### WRITTEN INSTRUCTION
Gather each line of the records where "nSource" appears.

### INPUT RECORDS
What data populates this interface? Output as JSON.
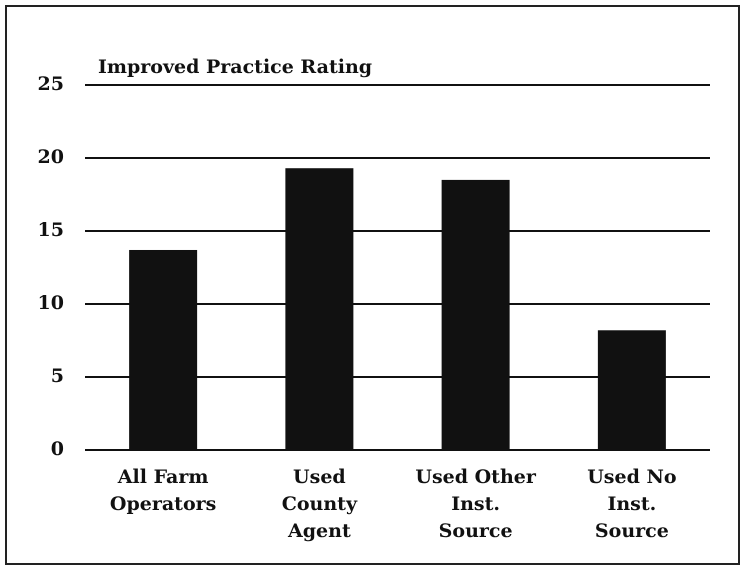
{
  "chart_data": {
    "type": "bar",
    "title": "Improved Practice Rating",
    "categories": [
      "All Farm\nOperators",
      "Used\nCounty\nAgent",
      "Used Other\nInst.\nSource",
      "Used No\nInst.\nSource"
    ],
    "values": [
      13.7,
      19.3,
      18.5,
      8.2
    ],
    "color": "#111111",
    "ylim": [
      0,
      25
    ],
    "yticks": [
      0,
      5,
      10,
      15,
      20,
      25
    ],
    "grid": true
  }
}
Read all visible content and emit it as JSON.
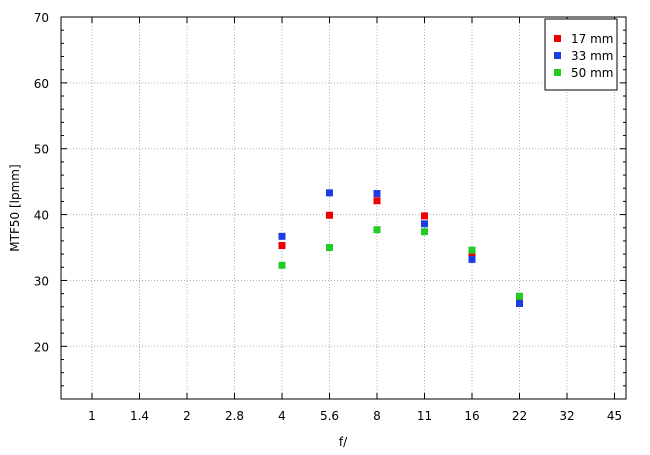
{
  "chart_data": {
    "type": "scatter",
    "title": "",
    "xlabel": "f/",
    "ylabel": "MTF50 [lpmm]",
    "x_categories": [
      "1",
      "1.4",
      "2",
      "2.8",
      "4",
      "5.6",
      "8",
      "11",
      "16",
      "22",
      "32",
      "45"
    ],
    "ylim": [
      12,
      70
    ],
    "yticks": [
      20,
      30,
      40,
      50,
      60,
      70
    ],
    "grid": true,
    "legend_position": "top-right",
    "series": [
      {
        "name": "17 mm",
        "color": "#ee0000",
        "points": [
          [
            "4",
            35.3
          ],
          [
            "5.6",
            39.9
          ],
          [
            "8",
            42.1
          ],
          [
            "11",
            39.8
          ],
          [
            "16",
            33.8
          ],
          [
            "22",
            26.9
          ]
        ]
      },
      {
        "name": "33 mm",
        "color": "#1a3ee0",
        "points": [
          [
            "4",
            36.7
          ],
          [
            "5.6",
            43.3
          ],
          [
            "8",
            43.2
          ],
          [
            "11",
            38.6
          ],
          [
            "16",
            33.2
          ],
          [
            "22",
            26.5
          ]
        ]
      },
      {
        "name": "50 mm",
        "color": "#22cc22",
        "points": [
          [
            "4",
            32.3
          ],
          [
            "5.6",
            35.0
          ],
          [
            "8",
            37.7
          ],
          [
            "11",
            37.4
          ],
          [
            "16",
            34.6
          ],
          [
            "22",
            27.6
          ]
        ]
      }
    ]
  }
}
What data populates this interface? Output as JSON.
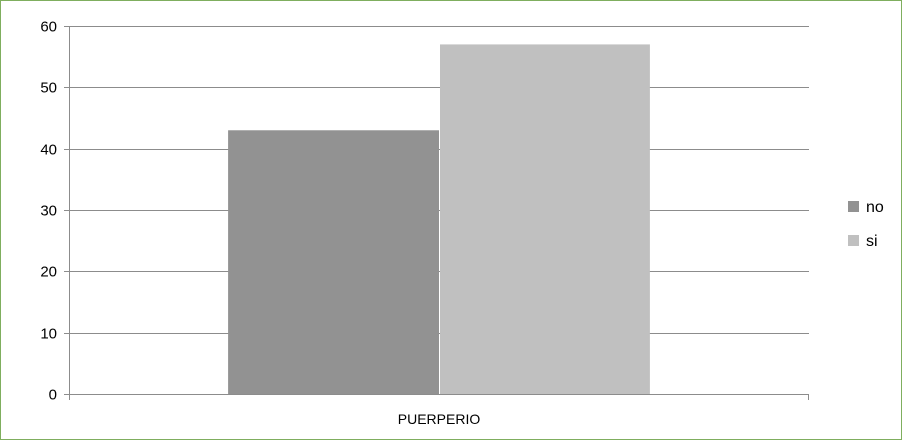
{
  "chart_data": {
    "type": "bar",
    "title": "",
    "xlabel": "",
    "ylabel": "",
    "categories": [
      "PUERPERIO"
    ],
    "series": [
      {
        "name": "no",
        "values": [
          43
        ],
        "color": "#929292"
      },
      {
        "name": "si",
        "values": [
          57
        ],
        "color": "#c0c0c0"
      }
    ],
    "ylim": [
      0,
      60
    ],
    "yticks": [
      "0",
      "10",
      "20",
      "30",
      "40",
      "50",
      "60"
    ],
    "grid": true,
    "legend": "right"
  }
}
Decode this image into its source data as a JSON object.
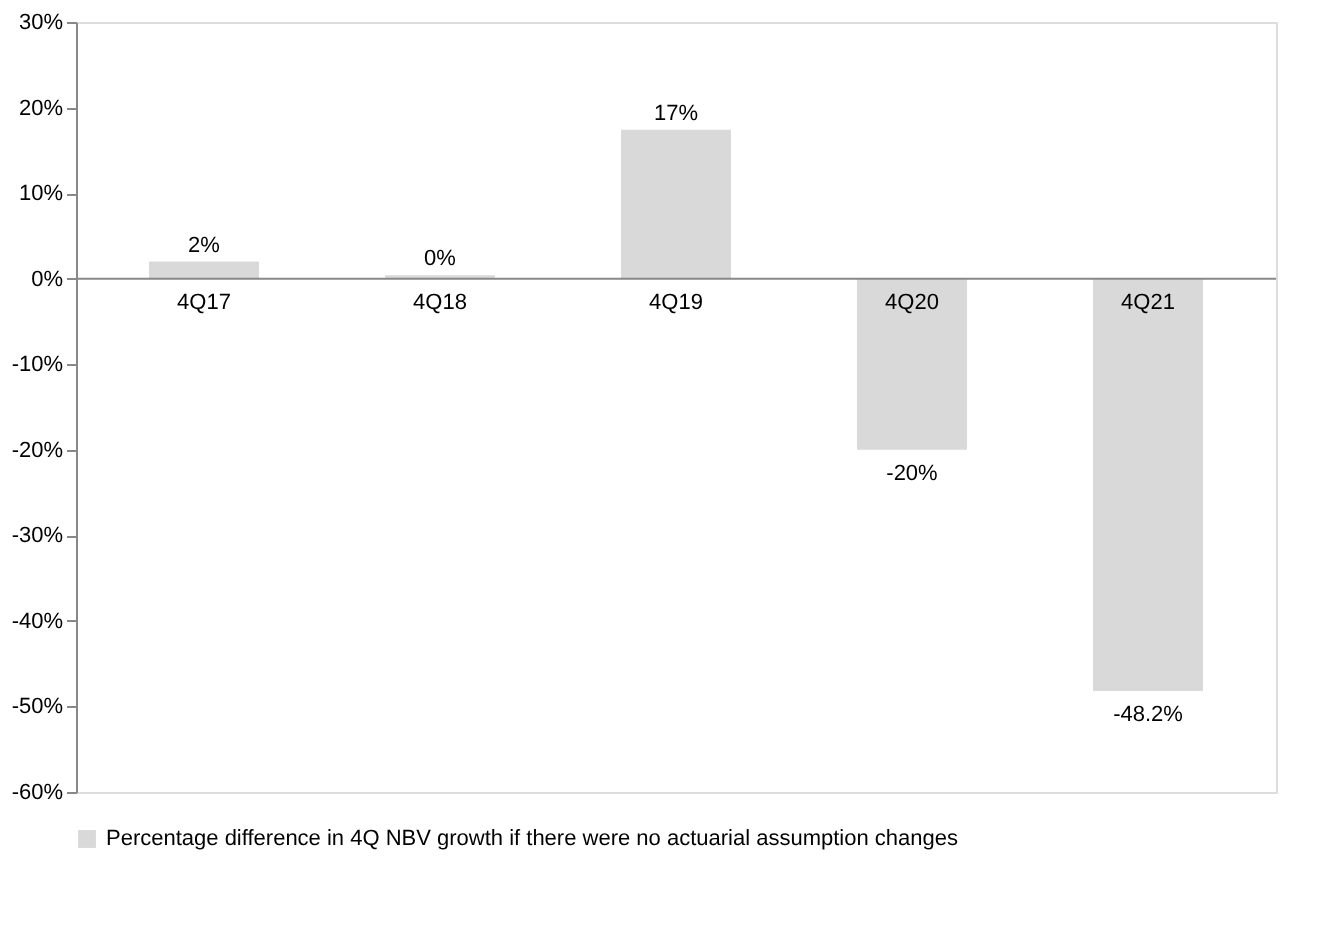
{
  "chart_data": {
    "type": "bar",
    "categories": [
      "4Q17",
      "4Q18",
      "4Q19",
      "4Q20",
      "4Q21"
    ],
    "series": [
      {
        "name": "Percentage difference in 4Q NBV growth if there were no actuarial assumption changes",
        "color": "#d9d9d9",
        "values": [
          2,
          0.4,
          17.4,
          -20,
          -48.2
        ],
        "value_labels": [
          "2%",
          "0%",
          "17%",
          "-20%",
          "-48.2%"
        ]
      }
    ],
    "ylim": [
      -60,
      30
    ],
    "yticks": [
      {
        "value": -60,
        "label": "-60%"
      },
      {
        "value": -50,
        "label": "-50%"
      },
      {
        "value": -40,
        "label": "-40%"
      },
      {
        "value": -30,
        "label": "-30%"
      },
      {
        "value": -20,
        "label": "-20%"
      },
      {
        "value": -10,
        "label": "-10%"
      },
      {
        "value": 0,
        "label": "0%"
      },
      {
        "value": 10,
        "label": "10%"
      },
      {
        "value": 20,
        "label": "20%"
      },
      {
        "value": 30,
        "label": "30%"
      }
    ],
    "grid": false,
    "legend": "bottom"
  }
}
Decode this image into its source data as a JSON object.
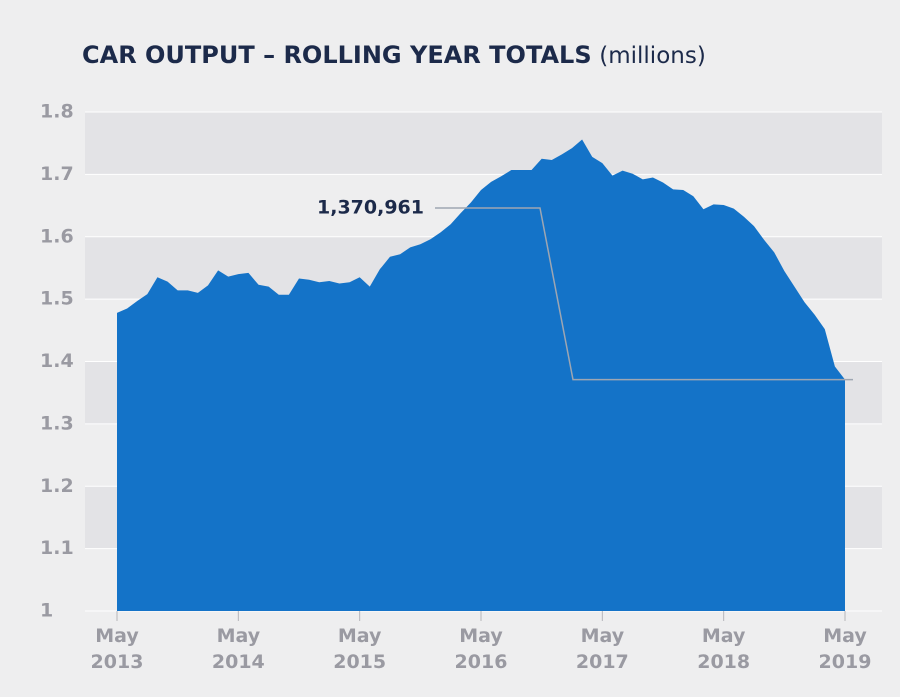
{
  "chart_data": {
    "type": "area",
    "title": "CAR OUTPUT – ROLLING YEAR TOTALS",
    "units": "(millions)",
    "categories": [
      "May 2013",
      null,
      null,
      null,
      null,
      null,
      null,
      null,
      null,
      null,
      null,
      null,
      "May 2014",
      null,
      null,
      null,
      null,
      null,
      null,
      null,
      null,
      null,
      null,
      null,
      "May 2015",
      null,
      null,
      null,
      null,
      null,
      null,
      null,
      null,
      null,
      null,
      null,
      "May 2016",
      null,
      null,
      null,
      null,
      null,
      null,
      null,
      null,
      null,
      null,
      null,
      "May 2017",
      null,
      null,
      null,
      null,
      null,
      null,
      null,
      null,
      null,
      null,
      null,
      "May 2018",
      null,
      null,
      null,
      null,
      null,
      null,
      null,
      null,
      null,
      null,
      null,
      "May 2019"
    ],
    "values": [
      1.478,
      1.485,
      1.497,
      1.508,
      1.535,
      1.528,
      1.514,
      1.514,
      1.51,
      1.522,
      1.546,
      1.536,
      1.54,
      1.542,
      1.523,
      1.52,
      1.507,
      1.507,
      1.533,
      1.531,
      1.527,
      1.529,
      1.525,
      1.527,
      1.535,
      1.52,
      1.548,
      1.568,
      1.572,
      1.583,
      1.588,
      1.596,
      1.607,
      1.62,
      1.638,
      1.655,
      1.675,
      1.688,
      1.697,
      1.707,
      1.707,
      1.707,
      1.725,
      1.723,
      1.732,
      1.742,
      1.756,
      1.728,
      1.718,
      1.698,
      1.706,
      1.701,
      1.692,
      1.695,
      1.687,
      1.676,
      1.675,
      1.665,
      1.644,
      1.652,
      1.651,
      1.645,
      1.632,
      1.617,
      1.595,
      1.575,
      1.545,
      1.52,
      1.495,
      1.475,
      1.452,
      1.392,
      1.371
    ],
    "color": "#1473c8",
    "ylim": [
      1,
      1.8
    ],
    "yticks": [
      1,
      1.1,
      1.2,
      1.3,
      1.4,
      1.5,
      1.6,
      1.7,
      1.8
    ],
    "grid": true,
    "annotation": {
      "value": 1.370961,
      "label": "1,370,961"
    }
  }
}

### SOLVED PROBLEM
      "Used Other\nInst.\nSource",
      "Used No\nInst.\nSource"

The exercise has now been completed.